* **THE PROBLEM**:
Print out the material that follows word for word.

+---+

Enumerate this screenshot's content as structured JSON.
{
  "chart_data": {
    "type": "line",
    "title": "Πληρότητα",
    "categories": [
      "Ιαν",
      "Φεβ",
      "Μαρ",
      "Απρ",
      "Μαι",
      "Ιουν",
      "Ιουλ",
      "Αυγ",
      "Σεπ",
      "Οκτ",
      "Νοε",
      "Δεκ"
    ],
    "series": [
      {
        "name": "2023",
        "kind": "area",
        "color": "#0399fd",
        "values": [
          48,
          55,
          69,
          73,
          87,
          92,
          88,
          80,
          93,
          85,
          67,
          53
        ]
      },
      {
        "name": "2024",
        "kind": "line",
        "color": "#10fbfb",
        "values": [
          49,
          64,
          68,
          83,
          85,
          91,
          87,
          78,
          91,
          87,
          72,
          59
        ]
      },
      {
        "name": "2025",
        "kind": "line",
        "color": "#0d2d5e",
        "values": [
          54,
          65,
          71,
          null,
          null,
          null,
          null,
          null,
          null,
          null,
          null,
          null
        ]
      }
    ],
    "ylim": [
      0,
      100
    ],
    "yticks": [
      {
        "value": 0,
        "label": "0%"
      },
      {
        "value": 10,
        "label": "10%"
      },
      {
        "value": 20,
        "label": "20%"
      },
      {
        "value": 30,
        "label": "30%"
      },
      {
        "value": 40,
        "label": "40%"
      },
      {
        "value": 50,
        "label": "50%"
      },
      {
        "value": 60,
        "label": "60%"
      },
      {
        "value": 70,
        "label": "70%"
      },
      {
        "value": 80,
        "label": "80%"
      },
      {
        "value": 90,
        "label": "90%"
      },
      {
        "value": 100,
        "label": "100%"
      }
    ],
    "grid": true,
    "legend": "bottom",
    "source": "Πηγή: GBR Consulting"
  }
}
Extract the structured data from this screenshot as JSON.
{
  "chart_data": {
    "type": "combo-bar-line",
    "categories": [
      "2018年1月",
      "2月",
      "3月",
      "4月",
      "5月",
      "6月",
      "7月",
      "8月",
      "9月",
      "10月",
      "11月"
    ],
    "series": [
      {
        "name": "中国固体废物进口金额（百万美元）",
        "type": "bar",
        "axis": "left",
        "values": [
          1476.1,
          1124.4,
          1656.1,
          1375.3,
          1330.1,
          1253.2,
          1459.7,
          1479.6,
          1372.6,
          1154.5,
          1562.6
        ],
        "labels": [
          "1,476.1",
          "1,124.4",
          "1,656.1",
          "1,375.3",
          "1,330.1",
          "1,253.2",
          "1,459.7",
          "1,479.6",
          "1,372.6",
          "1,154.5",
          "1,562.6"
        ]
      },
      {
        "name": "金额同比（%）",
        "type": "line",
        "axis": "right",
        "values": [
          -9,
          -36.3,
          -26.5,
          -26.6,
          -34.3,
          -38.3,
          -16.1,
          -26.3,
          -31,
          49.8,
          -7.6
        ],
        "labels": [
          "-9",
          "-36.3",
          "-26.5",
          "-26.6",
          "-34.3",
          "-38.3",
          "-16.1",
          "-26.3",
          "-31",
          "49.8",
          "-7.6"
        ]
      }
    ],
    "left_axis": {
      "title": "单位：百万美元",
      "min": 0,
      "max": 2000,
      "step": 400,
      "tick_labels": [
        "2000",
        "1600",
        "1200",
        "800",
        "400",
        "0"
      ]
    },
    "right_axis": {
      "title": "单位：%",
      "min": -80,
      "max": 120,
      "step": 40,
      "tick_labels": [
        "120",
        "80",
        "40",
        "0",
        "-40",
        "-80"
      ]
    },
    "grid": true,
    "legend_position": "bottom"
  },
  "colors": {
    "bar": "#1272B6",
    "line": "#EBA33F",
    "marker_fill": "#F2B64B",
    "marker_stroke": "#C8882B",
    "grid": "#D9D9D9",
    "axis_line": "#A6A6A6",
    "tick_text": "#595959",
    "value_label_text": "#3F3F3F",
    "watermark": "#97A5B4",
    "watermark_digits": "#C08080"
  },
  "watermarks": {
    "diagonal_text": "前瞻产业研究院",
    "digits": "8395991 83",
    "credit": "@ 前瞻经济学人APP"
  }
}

+---+

* **PROBLEM SOLUTION**:
Enumerate this screenshot's content as structured JSON.
{
  "chart_data": {
    "type": "line",
    "title": "Πληρότητα",
    "categories": [
      "Ιαν",
      "Φεβ",
      "Μαρ",
      "Απρ",
      "Μαι",
      "Ιουν",
      "Ιουλ",
      "Αυγ",
      "Σεπ",
      "Οκτ",
      "Νοε",
      "Δεκ"
    ],
    "series": [
      {
        "name": "2023",
        "kind": "area",
        "color": "#0399fd",
        "values": [
          48,
          55,
          69,
          73,
          87,
          92,
          88,
          80,
          93,
          85,
          67,
          53
        ]
      },
      {
        "name": "2024",
        "kind": "line",
        "color": "#10fbfb",
        "values": [
          49,
          64,
          68,
          83,
          85,
          91,
          87,
          78,
          91,
          87,
          72,
          59
        ]
      },
      {
        "name": "2025",
        "kind": "line",
        "color": "#0d2d5e",
        "values": [
          54,
          65,
          71,
          null,
          null,
          null,
          null,
          null,
          null,
          null,
          null,
          null
        ]
      }
    ],
    "ylim": [
      0,
      100
    ],
    "yticks": [
      {
        "value": 0,
        "label": "0%"
      },
      {
        "value": 10,
        "label": "10%"
      },
      {
        "value": 20,
        "label": "20%"
      },
      {
        "value": 30,
        "label": "30%"
      },
      {
        "value": 40,
        "label": "40%"
      },
      {
        "value": 50,
        "label": "50%"
      },
      {
        "value": 60,
        "label": "60%"
      },
      {
        "value": 70,
        "label": "70%"
      },
      {
        "value": 80,
        "label": "80%"
      },
      {
        "value": 90,
        "label": "90%"
      },
      {
        "value": 100,
        "label": "100%"
      }
    ],
    "grid": true,
    "legend": "bottom",
    "source": "Πηγή: GBR Consulting"
  }
}
Extract the structured data from this screenshot as JSON.
{
  "chart_data": {
    "type": "combo-bar-line",
    "categories": [
      "2018年1月",
      "2月",
      "3月",
      "4月",
      "5月",
      "6月",
      "7月",
      "8月",
      "9月",
      "10月",
      "11月"
    ],
    "series": [
      {
        "name": "中国固体废物进口金额（百万美元）",
        "type": "bar",
        "axis": "left",
        "values": [
          1476.1,
          1124.4,
          1656.1,
          1375.3,
          1330.1,
          1253.2,
          1459.7,
          1479.6,
          1372.6,
          1154.5,
          1562.6
        ],
        "labels": [
          "1,476.1",
          "1,124.4",
          "1,656.1",
          "1,375.3",
          "1,330.1",
          "1,253.2",
          "1,459.7",
          "1,479.6",
          "1,372.6",
          "1,154.5",
          "1,562.6"
        ]
      },
      {
        "name": "金额同比（%）",
        "type": "line",
        "axis": "right",
        "values": [
          -9,
          -36.3,
          -26.5,
          -26.6,
          -34.3,
          -38.3,
          -16.1,
          -26.3,
          -31,
          49.8,
          -7.6
        ],
        "labels": [
          "-9",
          "-36.3",
          "-26.5",
          "-26.6",
          "-34.3",
          "-38.3",
          "-16.1",
          "-26.3",
          "-31",
          "49.8",
          "-7.6"
        ]
      }
    ],
    "left_axis": {
      "title": "单位：百万美元",
      "min": 0,
      "max": 2000,
      "step": 400,
      "tick_labels": [
        "2000",
        "1600",
        "1200",
        "800",
        "400",
        "0"
      ]
    },
    "right_axis": {
      "title": "单位：%",
      "min": -80,
      "max": 120,
      "step": 40,
      "tick_labels": [
        "120",
        "80",
        "40",
        "0",
        "-40",
        "-80"
      ]
    },
    "grid": true,
    "legend_position": "bottom"
  },
  "colors": {
    "bar": "#1272B6",
    "line": "#EBA33F",
    "marker_fill": "#F2B64B",
    "marker_stroke": "#C8882B",
    "grid": "#D9D9D9",
    "axis_line": "#A6A6A6",
    "tick_text": "#595959",
    "value_label_text": "#3F3F3F",
    "watermark": "#97A5B4",
    "watermark_digits": "#C08080"
  },
  "watermarks": {
    "diagonal_text": "前瞻产业研究院",
    "digits": "8395991 83",
    "credit": "@ 前瞻经济学人APP"
  }
}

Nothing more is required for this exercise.